(Recorded data)
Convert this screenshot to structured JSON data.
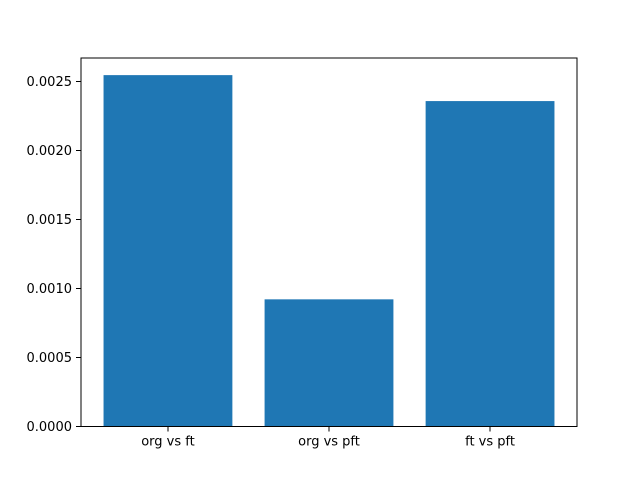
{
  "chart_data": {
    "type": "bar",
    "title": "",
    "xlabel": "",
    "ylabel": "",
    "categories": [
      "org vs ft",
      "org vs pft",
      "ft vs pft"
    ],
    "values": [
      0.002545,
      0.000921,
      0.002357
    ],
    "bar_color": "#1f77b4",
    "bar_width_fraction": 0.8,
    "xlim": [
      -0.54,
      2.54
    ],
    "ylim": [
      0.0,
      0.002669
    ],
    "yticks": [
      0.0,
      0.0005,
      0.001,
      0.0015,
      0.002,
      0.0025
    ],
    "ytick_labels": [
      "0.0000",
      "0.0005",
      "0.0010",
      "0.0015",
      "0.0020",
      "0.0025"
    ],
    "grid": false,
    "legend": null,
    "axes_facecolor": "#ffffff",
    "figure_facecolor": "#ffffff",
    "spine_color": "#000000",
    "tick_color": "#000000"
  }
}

---

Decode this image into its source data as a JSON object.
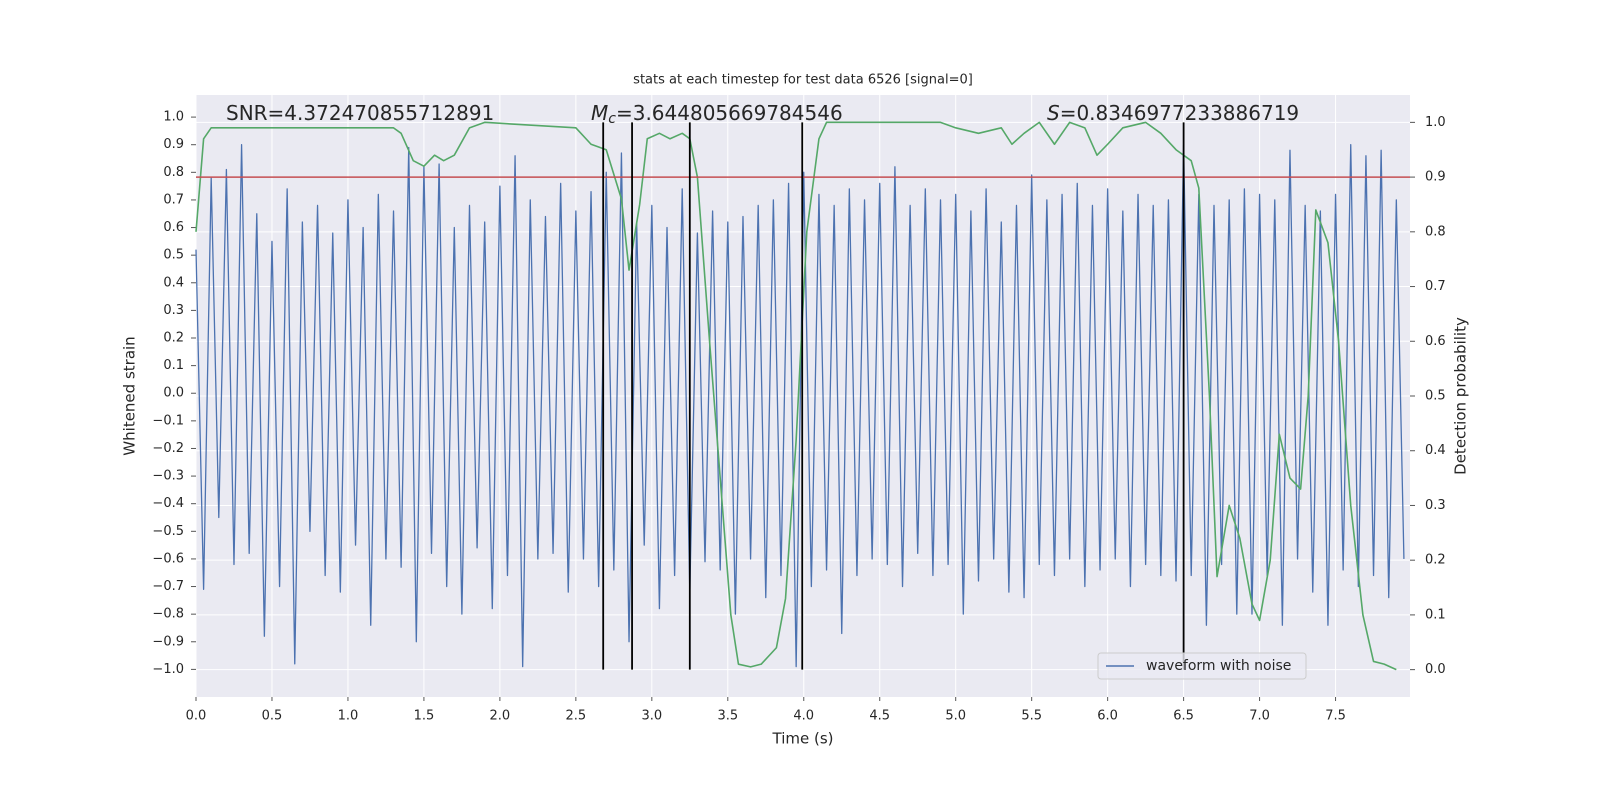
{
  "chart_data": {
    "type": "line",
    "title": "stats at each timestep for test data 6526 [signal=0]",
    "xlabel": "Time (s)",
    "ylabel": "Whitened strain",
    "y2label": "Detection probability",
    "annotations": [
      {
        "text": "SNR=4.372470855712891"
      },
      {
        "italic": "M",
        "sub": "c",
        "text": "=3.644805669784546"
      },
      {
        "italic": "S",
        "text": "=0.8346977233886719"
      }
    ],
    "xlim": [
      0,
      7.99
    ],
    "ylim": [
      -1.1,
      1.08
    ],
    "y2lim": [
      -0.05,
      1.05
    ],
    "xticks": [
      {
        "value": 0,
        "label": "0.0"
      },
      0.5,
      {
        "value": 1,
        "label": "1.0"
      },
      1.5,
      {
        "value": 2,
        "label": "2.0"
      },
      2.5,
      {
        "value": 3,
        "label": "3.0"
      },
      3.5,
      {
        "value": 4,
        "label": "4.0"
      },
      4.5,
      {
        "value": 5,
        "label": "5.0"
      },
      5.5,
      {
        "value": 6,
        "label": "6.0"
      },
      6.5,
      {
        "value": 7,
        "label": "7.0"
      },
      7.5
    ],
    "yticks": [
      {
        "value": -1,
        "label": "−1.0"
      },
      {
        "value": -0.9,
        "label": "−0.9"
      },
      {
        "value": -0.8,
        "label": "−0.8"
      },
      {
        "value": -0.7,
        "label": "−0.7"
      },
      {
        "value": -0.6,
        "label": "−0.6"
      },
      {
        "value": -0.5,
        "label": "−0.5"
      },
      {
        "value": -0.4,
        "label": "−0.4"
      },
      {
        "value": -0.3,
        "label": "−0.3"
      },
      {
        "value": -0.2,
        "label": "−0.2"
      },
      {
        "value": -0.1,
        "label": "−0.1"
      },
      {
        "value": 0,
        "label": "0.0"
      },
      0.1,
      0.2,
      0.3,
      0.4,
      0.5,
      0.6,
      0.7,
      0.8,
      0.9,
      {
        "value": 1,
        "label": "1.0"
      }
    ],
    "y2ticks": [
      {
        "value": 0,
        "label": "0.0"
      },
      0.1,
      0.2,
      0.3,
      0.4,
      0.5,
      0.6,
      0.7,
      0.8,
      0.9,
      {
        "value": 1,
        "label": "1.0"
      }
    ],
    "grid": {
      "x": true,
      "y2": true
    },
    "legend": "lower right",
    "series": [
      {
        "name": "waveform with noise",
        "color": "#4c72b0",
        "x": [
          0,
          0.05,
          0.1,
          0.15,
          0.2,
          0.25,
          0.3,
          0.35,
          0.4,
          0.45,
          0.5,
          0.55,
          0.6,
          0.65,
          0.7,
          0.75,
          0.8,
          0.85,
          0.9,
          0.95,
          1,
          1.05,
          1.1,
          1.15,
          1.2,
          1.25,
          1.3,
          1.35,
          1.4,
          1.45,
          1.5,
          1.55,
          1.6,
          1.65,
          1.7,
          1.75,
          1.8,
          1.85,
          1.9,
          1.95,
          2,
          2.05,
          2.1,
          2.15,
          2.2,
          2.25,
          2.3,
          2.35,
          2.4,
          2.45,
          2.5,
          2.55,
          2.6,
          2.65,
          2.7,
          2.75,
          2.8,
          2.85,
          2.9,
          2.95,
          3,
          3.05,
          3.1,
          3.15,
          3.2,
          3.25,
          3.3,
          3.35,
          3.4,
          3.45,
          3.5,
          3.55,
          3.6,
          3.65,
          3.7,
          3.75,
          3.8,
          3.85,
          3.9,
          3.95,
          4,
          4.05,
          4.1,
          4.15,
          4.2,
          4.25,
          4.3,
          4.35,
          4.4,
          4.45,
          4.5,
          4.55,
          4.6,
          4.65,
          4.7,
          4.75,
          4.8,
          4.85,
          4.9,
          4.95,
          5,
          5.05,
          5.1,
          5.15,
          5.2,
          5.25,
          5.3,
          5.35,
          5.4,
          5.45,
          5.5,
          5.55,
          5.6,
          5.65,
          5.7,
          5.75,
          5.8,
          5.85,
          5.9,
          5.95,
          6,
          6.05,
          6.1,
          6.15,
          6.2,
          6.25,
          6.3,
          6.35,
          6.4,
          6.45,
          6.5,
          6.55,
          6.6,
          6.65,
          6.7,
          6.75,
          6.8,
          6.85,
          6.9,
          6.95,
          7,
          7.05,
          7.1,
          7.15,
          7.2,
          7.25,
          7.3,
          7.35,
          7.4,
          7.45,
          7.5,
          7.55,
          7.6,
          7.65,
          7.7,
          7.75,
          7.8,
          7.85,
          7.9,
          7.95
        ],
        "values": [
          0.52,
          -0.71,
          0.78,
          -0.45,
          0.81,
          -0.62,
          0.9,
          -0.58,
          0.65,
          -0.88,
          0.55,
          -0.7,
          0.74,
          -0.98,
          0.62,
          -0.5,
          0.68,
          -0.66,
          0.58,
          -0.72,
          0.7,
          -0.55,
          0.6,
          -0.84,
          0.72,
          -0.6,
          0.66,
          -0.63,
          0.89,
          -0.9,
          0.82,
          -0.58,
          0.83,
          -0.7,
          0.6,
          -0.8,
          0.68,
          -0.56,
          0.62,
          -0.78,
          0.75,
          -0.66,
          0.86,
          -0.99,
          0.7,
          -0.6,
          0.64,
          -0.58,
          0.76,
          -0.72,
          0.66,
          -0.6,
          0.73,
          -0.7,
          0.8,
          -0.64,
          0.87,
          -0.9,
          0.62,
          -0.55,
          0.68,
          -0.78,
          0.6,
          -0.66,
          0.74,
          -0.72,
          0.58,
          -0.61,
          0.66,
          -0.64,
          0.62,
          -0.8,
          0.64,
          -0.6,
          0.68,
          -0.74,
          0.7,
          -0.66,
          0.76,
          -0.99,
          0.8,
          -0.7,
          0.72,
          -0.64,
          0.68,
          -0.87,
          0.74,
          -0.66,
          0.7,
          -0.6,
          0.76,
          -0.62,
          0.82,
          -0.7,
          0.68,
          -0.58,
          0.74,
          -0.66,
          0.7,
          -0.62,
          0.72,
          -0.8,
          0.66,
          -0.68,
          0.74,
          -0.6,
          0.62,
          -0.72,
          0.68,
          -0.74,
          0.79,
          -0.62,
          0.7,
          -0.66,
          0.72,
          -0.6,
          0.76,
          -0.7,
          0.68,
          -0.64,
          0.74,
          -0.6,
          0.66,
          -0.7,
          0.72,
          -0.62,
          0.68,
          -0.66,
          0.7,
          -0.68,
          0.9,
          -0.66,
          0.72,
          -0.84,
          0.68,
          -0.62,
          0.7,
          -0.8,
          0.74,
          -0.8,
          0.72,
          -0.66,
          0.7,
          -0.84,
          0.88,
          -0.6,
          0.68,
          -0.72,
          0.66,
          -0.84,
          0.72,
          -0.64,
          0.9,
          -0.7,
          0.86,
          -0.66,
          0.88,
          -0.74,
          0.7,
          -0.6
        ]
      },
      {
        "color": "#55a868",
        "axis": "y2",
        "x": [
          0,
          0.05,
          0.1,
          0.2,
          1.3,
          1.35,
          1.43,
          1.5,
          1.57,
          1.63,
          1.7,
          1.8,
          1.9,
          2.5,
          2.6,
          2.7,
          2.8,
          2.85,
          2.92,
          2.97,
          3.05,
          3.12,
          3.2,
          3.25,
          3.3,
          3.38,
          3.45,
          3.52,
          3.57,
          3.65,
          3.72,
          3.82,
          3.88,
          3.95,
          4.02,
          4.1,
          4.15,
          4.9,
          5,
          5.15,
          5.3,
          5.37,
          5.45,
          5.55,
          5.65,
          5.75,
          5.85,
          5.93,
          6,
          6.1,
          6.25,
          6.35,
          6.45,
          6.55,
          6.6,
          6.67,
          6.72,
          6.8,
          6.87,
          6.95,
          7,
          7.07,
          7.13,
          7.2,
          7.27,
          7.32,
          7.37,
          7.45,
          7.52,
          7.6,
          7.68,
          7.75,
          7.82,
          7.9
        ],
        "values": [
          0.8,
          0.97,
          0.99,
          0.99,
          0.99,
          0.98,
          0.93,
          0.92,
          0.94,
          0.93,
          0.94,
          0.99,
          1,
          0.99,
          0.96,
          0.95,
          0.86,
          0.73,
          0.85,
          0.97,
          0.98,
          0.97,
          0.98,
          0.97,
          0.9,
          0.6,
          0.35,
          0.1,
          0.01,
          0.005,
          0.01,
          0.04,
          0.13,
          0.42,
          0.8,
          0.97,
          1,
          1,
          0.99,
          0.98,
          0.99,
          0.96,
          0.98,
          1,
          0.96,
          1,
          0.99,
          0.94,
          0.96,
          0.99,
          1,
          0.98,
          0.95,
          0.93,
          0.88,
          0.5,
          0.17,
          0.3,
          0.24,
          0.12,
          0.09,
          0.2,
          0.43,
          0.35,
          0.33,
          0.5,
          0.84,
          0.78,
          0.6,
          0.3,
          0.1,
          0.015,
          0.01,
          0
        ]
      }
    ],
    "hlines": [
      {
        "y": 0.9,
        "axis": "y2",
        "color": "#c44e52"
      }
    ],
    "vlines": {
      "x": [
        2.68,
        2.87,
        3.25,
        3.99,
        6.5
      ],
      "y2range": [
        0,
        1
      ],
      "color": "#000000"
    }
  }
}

* * *

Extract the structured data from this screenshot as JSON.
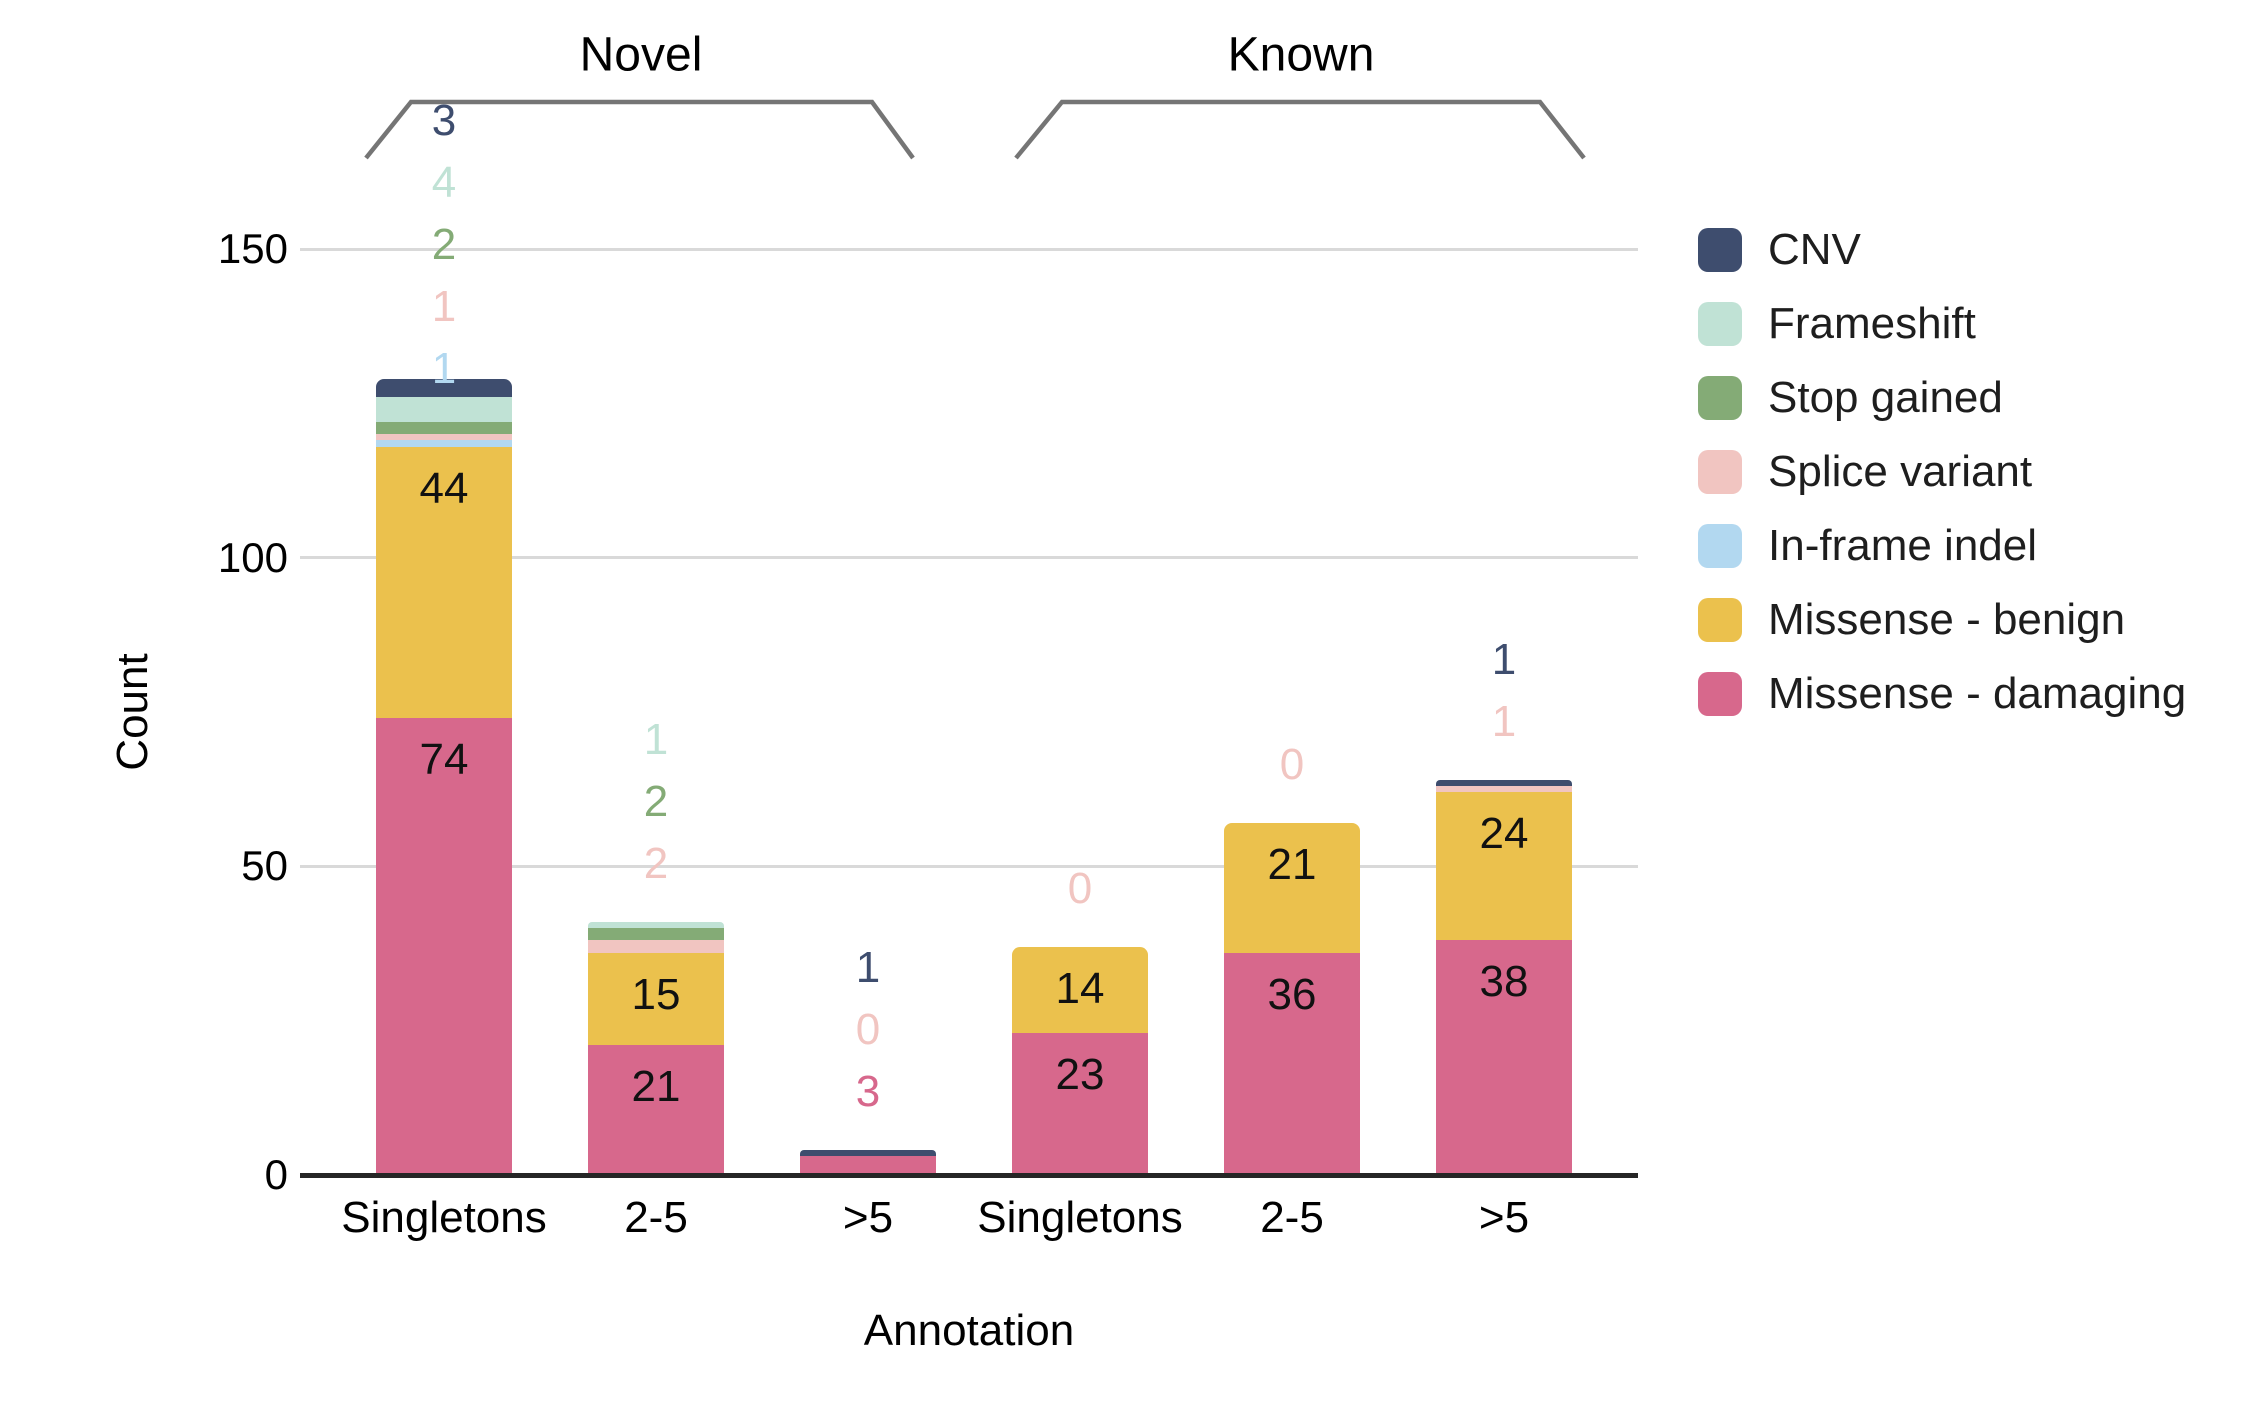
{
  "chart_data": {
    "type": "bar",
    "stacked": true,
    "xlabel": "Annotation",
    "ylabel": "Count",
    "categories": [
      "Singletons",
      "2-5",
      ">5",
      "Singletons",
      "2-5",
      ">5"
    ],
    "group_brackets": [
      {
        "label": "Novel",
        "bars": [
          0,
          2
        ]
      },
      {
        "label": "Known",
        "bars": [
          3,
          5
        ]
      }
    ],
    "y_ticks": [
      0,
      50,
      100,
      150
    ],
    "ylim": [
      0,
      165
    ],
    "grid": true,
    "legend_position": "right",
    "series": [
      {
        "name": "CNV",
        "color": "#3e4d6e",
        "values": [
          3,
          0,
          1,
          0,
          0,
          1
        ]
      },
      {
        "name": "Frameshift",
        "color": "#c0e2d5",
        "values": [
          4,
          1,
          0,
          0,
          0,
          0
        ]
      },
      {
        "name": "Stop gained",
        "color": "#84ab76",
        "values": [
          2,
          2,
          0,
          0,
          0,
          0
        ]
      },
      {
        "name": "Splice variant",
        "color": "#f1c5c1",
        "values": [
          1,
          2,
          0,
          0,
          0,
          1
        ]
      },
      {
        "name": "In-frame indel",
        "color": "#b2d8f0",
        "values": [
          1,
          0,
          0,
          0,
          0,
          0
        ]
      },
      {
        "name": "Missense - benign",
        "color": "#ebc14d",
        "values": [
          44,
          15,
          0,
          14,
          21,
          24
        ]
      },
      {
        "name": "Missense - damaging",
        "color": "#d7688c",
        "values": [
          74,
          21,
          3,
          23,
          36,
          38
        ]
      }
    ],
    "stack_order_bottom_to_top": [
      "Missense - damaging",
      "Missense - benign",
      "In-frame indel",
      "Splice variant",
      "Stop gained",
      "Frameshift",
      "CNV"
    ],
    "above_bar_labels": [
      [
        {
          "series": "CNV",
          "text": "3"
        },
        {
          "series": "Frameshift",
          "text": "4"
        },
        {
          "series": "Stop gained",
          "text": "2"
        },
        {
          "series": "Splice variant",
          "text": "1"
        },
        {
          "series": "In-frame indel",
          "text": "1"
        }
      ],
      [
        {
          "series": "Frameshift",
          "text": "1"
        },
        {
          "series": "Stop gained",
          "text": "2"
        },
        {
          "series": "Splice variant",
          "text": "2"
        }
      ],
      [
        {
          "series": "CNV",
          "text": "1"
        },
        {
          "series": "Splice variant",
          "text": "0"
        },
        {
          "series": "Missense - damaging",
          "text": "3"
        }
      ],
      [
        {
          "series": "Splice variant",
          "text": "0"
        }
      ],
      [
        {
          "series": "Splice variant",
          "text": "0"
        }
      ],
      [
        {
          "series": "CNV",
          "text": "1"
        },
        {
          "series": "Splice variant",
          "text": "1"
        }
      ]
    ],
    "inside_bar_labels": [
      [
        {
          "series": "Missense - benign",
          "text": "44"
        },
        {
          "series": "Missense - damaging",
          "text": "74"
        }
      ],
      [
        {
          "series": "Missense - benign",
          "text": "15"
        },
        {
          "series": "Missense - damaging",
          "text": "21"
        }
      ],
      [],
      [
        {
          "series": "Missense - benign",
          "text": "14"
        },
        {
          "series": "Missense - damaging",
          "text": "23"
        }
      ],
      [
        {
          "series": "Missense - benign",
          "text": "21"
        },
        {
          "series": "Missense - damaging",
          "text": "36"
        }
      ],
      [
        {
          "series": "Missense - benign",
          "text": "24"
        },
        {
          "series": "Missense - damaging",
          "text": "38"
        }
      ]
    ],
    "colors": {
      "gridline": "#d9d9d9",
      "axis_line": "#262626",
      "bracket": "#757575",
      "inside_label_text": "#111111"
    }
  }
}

### WORK TO BE COMPLETED
Search the entries for the word "screenshot" and gather every line where it appears.

### FINISHED EXERCISE
Convert this screenshot to structured JSON data.
Extract the structured data from this screenshot as JSON.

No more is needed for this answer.